> [DOCUMENT SEGMENT]
::::
Harav Y. Reuven Rubin Shlita

There are certain truths that seem so apparent that we don’t even speak of them. This is a mistake because if they are not articulated they become lost or dormant to our reality, and this can create a huge spiritual void. The Torah has a way of bringing up what may seem apparent at many different levels, so that we should never fall foul of what The Eibishter wants of us.

This week’s haftara, coupled with the Torah reading, reminds us of just one such truth. It speaks of the extraordinary power of women’s spirituality, and does so in a variety of scenarios.

First in the Torah reading we have Miriam leading the Jewish women in song and dance after the splitting of the sea. Her words are short, yet the rhythm of her drums beats on down through the generations. To her there was no doubt about our salvation, she had witnessed the chain of events that led to her infant brother Moshe being drawn from the Nile, and consistently supported his miraculous path throughout our leaving Mitzrayim. To her, the song sung by the women would not need stanzas of explanation, everything exploded with clarity. For to the soul of a woman the facts are always apparent.

We all should do more than mere lip service to this ability of the Yiddishe mothers. Throughout the Torah we find this theme, wherein the women are hugely spiritual and understanding of things that men often have to struggle with before acknowledging. In the haftara this comes forth with even more clarity. Here we meet a rarity, a woman prophetess and judge, a military leader, and a mother in Israel. Her name is Devora, a name we have seen before in our Torah, one that explains a lot about how this woman could do what she was called upon to do. She was very likely named after the Torah’s first Devora, a woman no less a heroine given her times and responsibilities.

That earlier Devora is almost invisible, yet she has enormous input into who we are today. In parshas Chayei Sara the Torah tells us how our mother Rivka left home to marry Yitzchak: “And they sent Rivka their sister and her nurse.” Interesting, Rivka goes to her wedding accompanied by her nanny. Why did the soon to be married Rivka need her nursemaid? Seems a bit strange, but so it was, and the Torah found it so vital that it mentions this small fact for all time.
::::
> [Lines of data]
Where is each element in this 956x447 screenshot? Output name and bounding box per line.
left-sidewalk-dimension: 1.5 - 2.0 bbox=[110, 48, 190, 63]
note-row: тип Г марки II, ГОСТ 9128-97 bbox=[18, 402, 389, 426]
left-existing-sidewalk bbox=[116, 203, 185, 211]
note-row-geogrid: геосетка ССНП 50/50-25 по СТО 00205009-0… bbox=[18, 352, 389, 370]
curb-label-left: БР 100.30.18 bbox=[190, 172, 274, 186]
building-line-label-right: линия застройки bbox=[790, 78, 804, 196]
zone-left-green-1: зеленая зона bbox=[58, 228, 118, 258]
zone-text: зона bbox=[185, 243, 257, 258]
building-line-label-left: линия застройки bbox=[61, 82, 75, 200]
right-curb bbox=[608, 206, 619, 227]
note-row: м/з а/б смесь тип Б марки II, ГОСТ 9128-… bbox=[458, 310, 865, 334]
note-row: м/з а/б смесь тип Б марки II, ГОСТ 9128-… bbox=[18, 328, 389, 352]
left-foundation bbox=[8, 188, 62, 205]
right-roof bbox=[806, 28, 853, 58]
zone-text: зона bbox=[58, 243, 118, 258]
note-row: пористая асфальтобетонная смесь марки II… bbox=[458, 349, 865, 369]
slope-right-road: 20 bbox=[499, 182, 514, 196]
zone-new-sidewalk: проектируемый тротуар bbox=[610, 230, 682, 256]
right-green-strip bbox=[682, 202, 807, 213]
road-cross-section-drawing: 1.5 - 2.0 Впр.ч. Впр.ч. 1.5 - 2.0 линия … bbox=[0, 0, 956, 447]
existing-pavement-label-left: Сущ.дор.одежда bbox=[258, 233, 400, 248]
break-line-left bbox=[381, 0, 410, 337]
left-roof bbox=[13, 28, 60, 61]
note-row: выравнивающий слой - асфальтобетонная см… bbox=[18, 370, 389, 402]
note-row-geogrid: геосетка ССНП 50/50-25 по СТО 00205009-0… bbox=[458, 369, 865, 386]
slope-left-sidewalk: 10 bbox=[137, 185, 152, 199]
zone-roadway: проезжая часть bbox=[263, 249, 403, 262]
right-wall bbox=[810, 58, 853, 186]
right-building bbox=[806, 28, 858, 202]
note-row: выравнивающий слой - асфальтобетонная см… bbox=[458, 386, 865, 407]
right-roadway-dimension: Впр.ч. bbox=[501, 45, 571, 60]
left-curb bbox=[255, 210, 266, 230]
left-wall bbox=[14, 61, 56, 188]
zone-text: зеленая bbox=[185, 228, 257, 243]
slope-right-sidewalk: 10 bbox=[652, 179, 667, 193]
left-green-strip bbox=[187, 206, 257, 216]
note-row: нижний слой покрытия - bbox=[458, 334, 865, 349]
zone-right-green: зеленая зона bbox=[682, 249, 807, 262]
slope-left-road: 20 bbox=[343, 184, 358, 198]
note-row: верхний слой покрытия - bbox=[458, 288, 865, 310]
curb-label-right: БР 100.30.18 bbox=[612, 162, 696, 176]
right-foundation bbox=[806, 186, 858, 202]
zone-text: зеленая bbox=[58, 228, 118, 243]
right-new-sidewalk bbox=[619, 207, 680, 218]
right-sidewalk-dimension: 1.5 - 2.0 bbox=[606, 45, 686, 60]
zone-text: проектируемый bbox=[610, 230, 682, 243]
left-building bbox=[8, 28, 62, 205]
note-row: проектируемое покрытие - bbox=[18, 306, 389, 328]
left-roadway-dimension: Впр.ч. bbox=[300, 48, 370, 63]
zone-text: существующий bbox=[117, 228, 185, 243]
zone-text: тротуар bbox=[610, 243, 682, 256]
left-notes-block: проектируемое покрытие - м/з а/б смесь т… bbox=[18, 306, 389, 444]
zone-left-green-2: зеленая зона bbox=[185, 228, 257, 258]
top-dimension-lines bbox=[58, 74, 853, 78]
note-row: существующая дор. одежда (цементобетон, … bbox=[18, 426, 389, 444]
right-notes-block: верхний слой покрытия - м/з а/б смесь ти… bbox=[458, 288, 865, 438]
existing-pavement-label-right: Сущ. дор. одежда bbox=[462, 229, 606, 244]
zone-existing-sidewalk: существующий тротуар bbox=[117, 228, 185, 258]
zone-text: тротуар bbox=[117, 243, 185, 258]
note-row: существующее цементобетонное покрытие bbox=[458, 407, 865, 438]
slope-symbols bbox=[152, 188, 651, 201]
::::
> [AIM OF THE TASK]
Give a two-sentence summary of the commentary on this week's haftara and Torah reading. Rely only on the commentary for what follows, not on the entries.

> [RESULT OF THIS EXERCISE]
The commentary holds that truths that seem obvious must still be spoken, or they fade, and it says this week's haftara and Torah reading recall one such truth: the extraordinary power of women's spirituality. It points to Miriam leading the women in song and dance after the splitting of the sea, to Devora as prophetess, judge, military leader and mother in Israel, and to the earlier Devora, the nurse the Torah mentions as accompanying Rivka when she left home to marry Yitzchak.